Exercise instructions.
Copy all of the material word for word, except for the pictures.

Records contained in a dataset
BEGIN

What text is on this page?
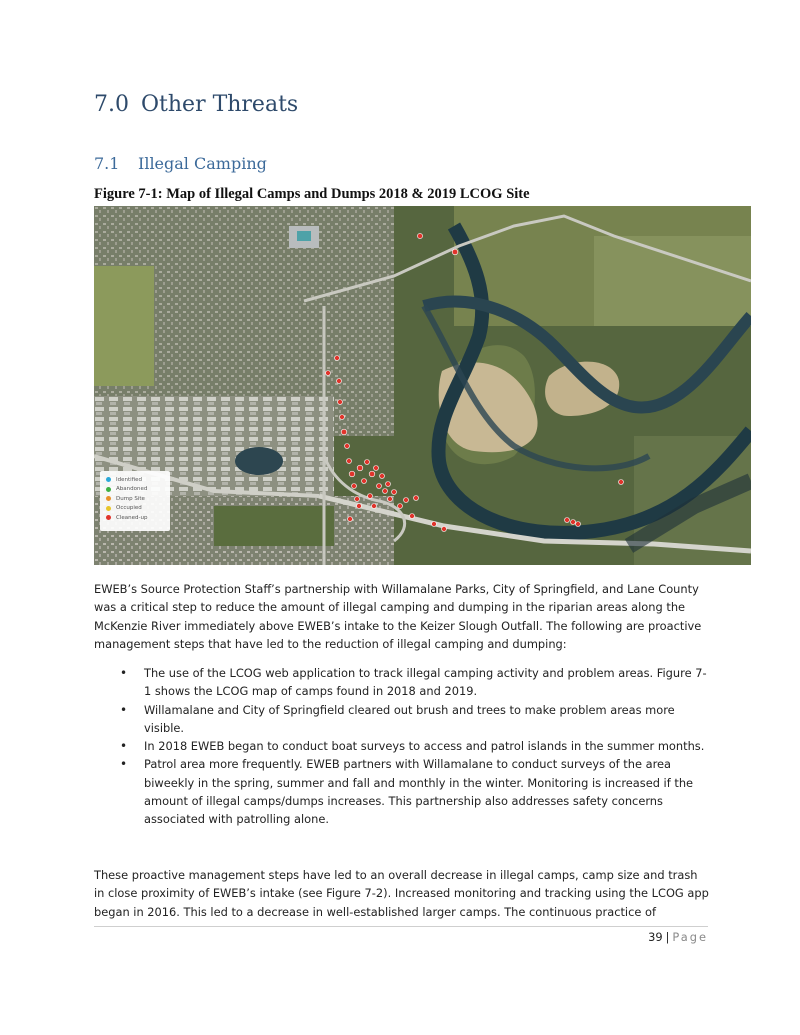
7.0 Other Threats
7.1 Illegal Camping

Figure 7-1: Map of Illegal Camps and Dumps 2018 & 2019 LCOG Site

Identified
Abandoned
Dump Site
Occupied
Cleaned-up

EWEB’s Source Protection Staff’s partnership with Willamalane Parks, City of Springfield, and Lane County was a critical step to reduce the amount of illegal camping and dumping in the riparian areas along the McKenzie River immediately above EWEB’s intake to the Keizer Slough Outfall. The following are proactive management steps that have led to the reduction of illegal camping and dumping:

• The use of the LCOG web application to track illegal camping activity and problem areas. Figure 7-1 shows the LCOG map of camps found in 2018 and 2019.
• Willamalane and City of Springfield cleared out brush and trees to make problem areas more visible.
• In 2018 EWEB began to conduct boat surveys to access and patrol islands in the summer months.
• Patrol area more frequently. EWEB partners with Willamalane to conduct surveys of the area biweekly in the spring, summer and fall and monthly in the winter. Monitoring is increased if the amount of illegal camps/dumps increases. This partnership also addresses safety concerns associated with patrolling alone.

These proactive management steps have led to an overall decrease in illegal camps, camp size and trash in close proximity of EWEB’s intake (see Figure 7-2). Increased monitoring and tracking using the LCOG app began in 2016. This led to a decrease in well-established larger camps. The continuous practice of

39 | Page
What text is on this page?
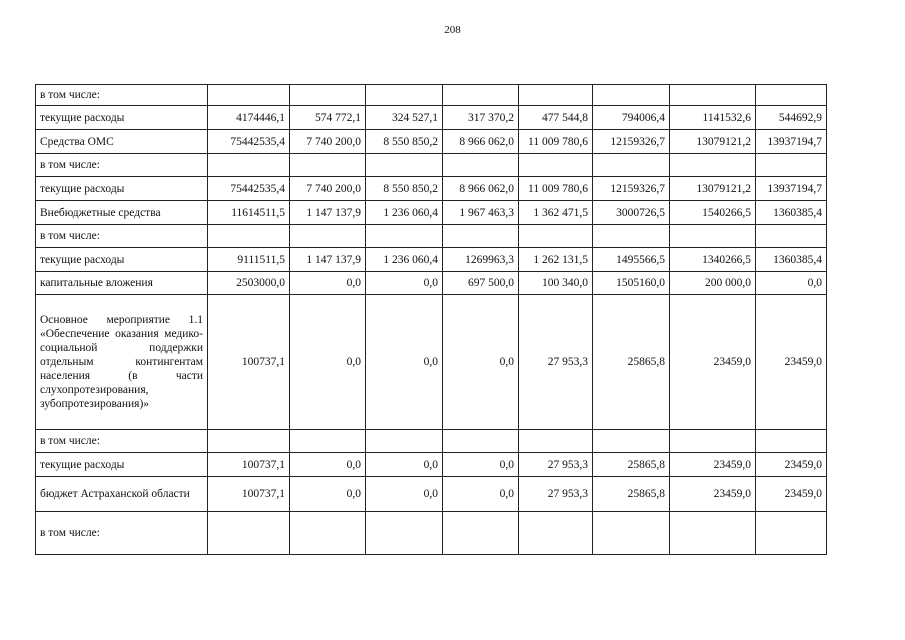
208
в том числе:								
текущие расходы	4174446,1	574 772,1	324 527,1	317 370,2	477 544,8	794006,4	1141532,6	544692,9
Средства ОМС	75442535,4	7 740 200,0	8 550 850,2	8 966 062,0	11 009 780,6	12159326,7	13079121,2	13937194,7
в том числе:								
текущие расходы	75442535,4	7 740 200,0	8 550 850,2	8 966 062,0	11 009 780,6	12159326,7	13079121,2	13937194,7
Внебюджетные средства	11614511,5	1 147 137,9	1 236 060,4	1 967 463,3	1 362 471,5	3000726,5	1540266,5	1360385,4
в том числе:								
текущие расходы	9111511,5	1 147 137,9	1 236 060,4	1269963,3	1 262 131,5	1495566,5	1340266,5	1360385,4
капитальные вложения	2503000,0	0,0	0,0	697 500,0	100 340,0	1505160,0	200 000,0	0,0
Основное мероприятие 1.1 «Обеспечение оказания медико-социальной поддержки отдельным контингентам населения (в части слухопротезирования, зубопротезирования)»	100737,1	0,0	0,0	0,0	27 953,3	25865,8	23459,0	23459,0
в том числе:								
текущие расходы	100737,1	0,0	0,0	0,0	27 953,3	25865,8	23459,0	23459,0
бюджет Астраханской области	100737,1	0,0	0,0	0,0	27 953,3	25865,8	23459,0	23459,0
в том числе:								
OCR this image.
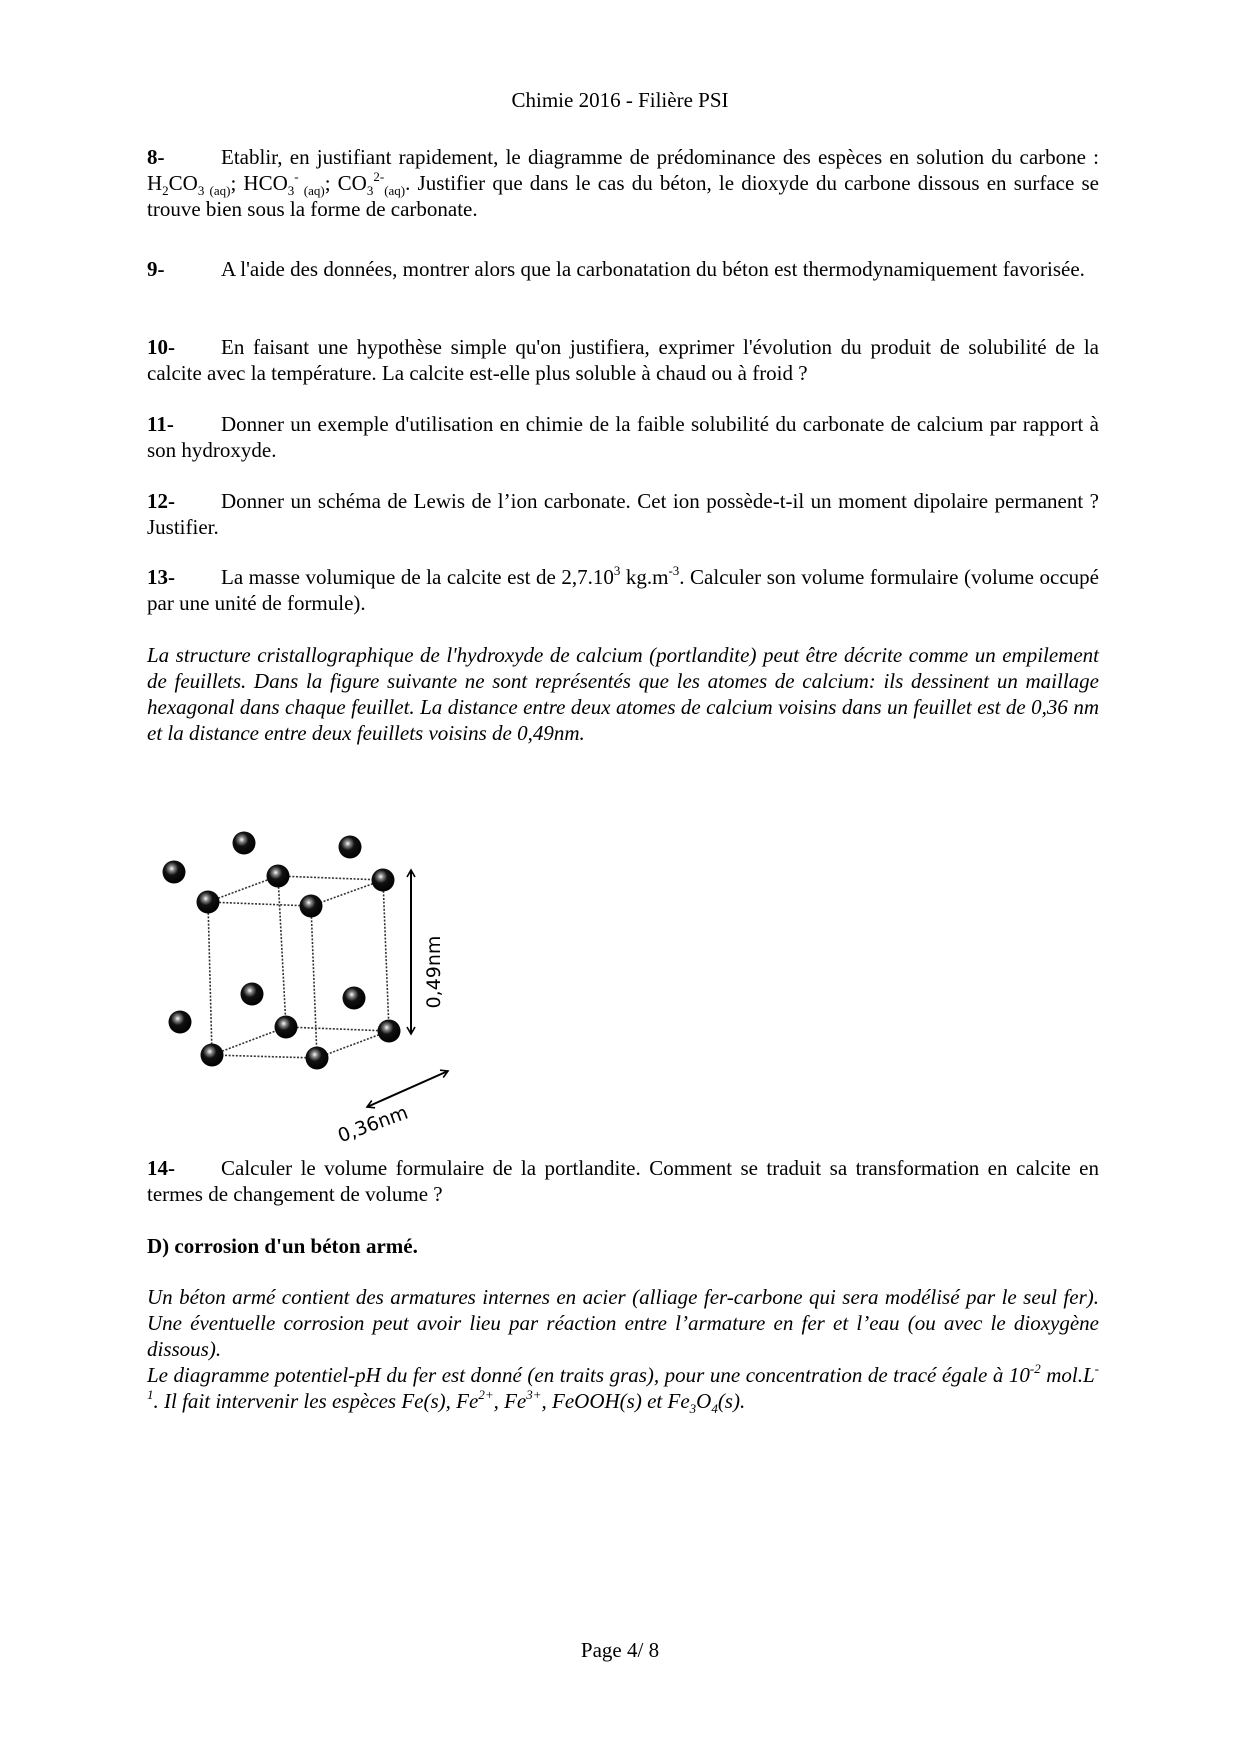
Chimie 2016 - Filière PSI
8-	Etablir, en justifiant rapidement, le diagramme de prédominance des espèces en solution du carbone : $H_2CO_{3 (aq)}$; $HCO_3^-$ $_{(aq)}$; $CO_3^{2-}_{(aq)}$. Justifier que dans le cas du béton, le dioxyde du carbone dissous en surface se trouve bien sous la forme de carbonate.
9-	A l'aide des données, montrer alors que la carbonatation du béton est thermodynamiquement favorisée.
10- En faisant une hypothèse simple qu'on justifiera, exprimer l'évolution du produit de solubilité de la calcite avec la température. La calcite est-elle plus soluble à chaud ou à froid ?
11- Donner un exemple d'utilisation en chimie de la faible solubilité du carbonate de calcium par rapport à son hydroxyde.
12- Donner un schéma de Lewis de l’ion carbonate. Cet ion possède-t-il un moment dipolaire permanent ? Justifier.
13- La masse volumique de la calcite est de 2,7.10$^3$ $kg.m^{-3}$. Calculer son volume formulaire (volume occupé par une unité de formule).
La structure cristallographique de l'hydroxyde de calcium (portlandite) peut être décrite comme un empilement de feuillets. Dans la figure suivante ne sont représentés que les atomes de calcium: ils dessinent un maillage hexagonal dans chaque feuillet. La distance entre deux atomes de calcium voisins dans un feuillet est de 0,36 nm et la distance entre deux feuillets voisins de 0,49nm.
0,49nm
0,36nm
14- Calculer le volume formulaire de la portlandite. Comment se traduit sa transformation en calcite en termes de changement de volume ?
D) corrosion d'un béton armé.
Un béton armé contient des armatures internes en acier (alliage fer-carbone qui sera modélisé par le seul fer). Une éventuelle corrosion peut avoir lieu par réaction entre l’armature en fer et l’eau (ou avec le dioxygène dissous).
Le diagramme potentiel-pH du fer est donné (en traits gras), pour une concentration de tracé égale à $10^{-2}$ $mol.L^{-1}$. Il fait intervenir les espèces Fe(s), $Fe^{2+}$, $Fe^{3+}$, FeOOH(s) et $Fe_3O_4(s)$.
Page 4/ 8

END

Output.
What text is on this page?
7.0 Other Threats
7.1 Illegal Camping

Figure 7-1: Map of Illegal Camps and Dumps 2018 & 2019 LCOG Site

Identified
Abandoned
Dump Site
Occupied
Cleaned-up

EWEB’s Source Protection Staff’s partnership with Willamalane Parks, City of Springfield, and Lane County was a critical step to reduce the amount of illegal camping and dumping in the riparian areas along the McKenzie River immediately above EWEB’s intake to the Keizer Slough Outfall. The following are proactive management steps that have led to the reduction of illegal camping and dumping:

• The use of the LCOG web application to track illegal camping activity and problem areas. Figure 7-1 shows the LCOG map of camps found in 2018 and 2019.
• Willamalane and City of Springfield cleared out brush and trees to make problem areas more visible.
• In 2018 EWEB began to conduct boat surveys to access and patrol islands in the summer months.
• Patrol area more frequently. EWEB partners with Willamalane to conduct surveys of the area biweekly in the spring, summer and fall and monthly in the winter. Monitoring is increased if the amount of illegal camps/dumps increases. This partnership also addresses safety concerns associated with patrolling alone.

These proactive management steps have led to an overall decrease in illegal camps, camp size and trash in close proximity of EWEB’s intake (see Figure 7-2). Increased monitoring and tracking using the LCOG app began in 2016. This led to a decrease in well-established larger camps. The continuous practice of

39 | Page
What text is on this page?
208
в том числе:								
текущие расходы	4174446,1	574 772,1	324 527,1	317 370,2	477 544,8	794006,4	1141532,6	544692,9
Средства ОМС	75442535,4	7 740 200,0	8 550 850,2	8 966 062,0	11 009 780,6	12159326,7	13079121,2	13937194,7
в том числе:								
текущие расходы	75442535,4	7 740 200,0	8 550 850,2	8 966 062,0	11 009 780,6	12159326,7	13079121,2	13937194,7
Внебюджетные средства	11614511,5	1 147 137,9	1 236 060,4	1 967 463,3	1 362 471,5	3000726,5	1540266,5	1360385,4
в том числе:								
текущие расходы	9111511,5	1 147 137,9	1 236 060,4	1269963,3	1 262 131,5	1495566,5	1340266,5	1360385,4
капитальные вложения	2503000,0	0,0	0,0	697 500,0	100 340,0	1505160,0	200 000,0	0,0
Основное мероприятие 1.1 «Обеспечение оказания медико-социальной поддержки отдельным контингентам населения (в части слухопротезирования, зубопротезирования)»	100737,1	0,0	0,0	0,0	27 953,3	25865,8	23459,0	23459,0
в том числе:								
текущие расходы	100737,1	0,0	0,0	0,0	27 953,3	25865,8	23459,0	23459,0
бюджет Астраханской области	100737,1	0,0	0,0	0,0	27 953,3	25865,8	23459,0	23459,0
в том числе:								
OCR this image.
Chimie 2016 - Filière PSI
8-	Etablir, en justifiant rapidement, le diagramme de prédominance des espèces en solution du carbone : $H_2CO_{3 (aq)}$; $HCO_3^-$ $_{(aq)}$; $CO_3^{2-}_{(aq)}$. Justifier que dans le cas du béton, le dioxyde du carbone dissous en surface se trouve bien sous la forme de carbonate.
9-	A l'aide des données, montrer alors que la carbonatation du béton est thermodynamiquement favorisée.
10- En faisant une hypothèse simple qu'on justifiera, exprimer l'évolution du produit de solubilité de la calcite avec la température. La calcite est-elle plus soluble à chaud ou à froid ?
11- Donner un exemple d'utilisation en chimie de la faible solubilité du carbonate de calcium par rapport à son hydroxyde.
12- Donner un schéma de Lewis de l’ion carbonate. Cet ion possède-t-il un moment dipolaire permanent ? Justifier.
13- La masse volumique de la calcite est de 2,7.10$^3$ $kg.m^{-3}$. Calculer son volume formulaire (volume occupé par une unité de formule).
La structure cristallographique de l'hydroxyde de calcium (portlandite) peut être décrite comme un empilement de feuillets. Dans la figure suivante ne sont représentés que les atomes de calcium: ils dessinent un maillage hexagonal dans chaque feuillet. La distance entre deux atomes de calcium voisins dans un feuillet est de 0,36 nm et la distance entre deux feuillets voisins de 0,49nm.
0,49nm
0,36nm
14- Calculer le volume formulaire de la portlandite. Comment se traduit sa transformation en calcite en termes de changement de volume ?
D) corrosion d'un béton armé.
Un béton armé contient des armatures internes en acier (alliage fer-carbone qui sera modélisé par le seul fer). Une éventuelle corrosion peut avoir lieu par réaction entre l’armature en fer et l’eau (ou avec le dioxygène dissous).
Le diagramme potentiel-pH du fer est donné (en traits gras), pour une concentration de tracé égale à $10^{-2}$ $mol.L^{-1}$. Il fait intervenir les espèces Fe(s), $Fe^{2+}$, $Fe^{3+}$, FeOOH(s) et $Fe_3O_4(s)$.
Page 4/ 8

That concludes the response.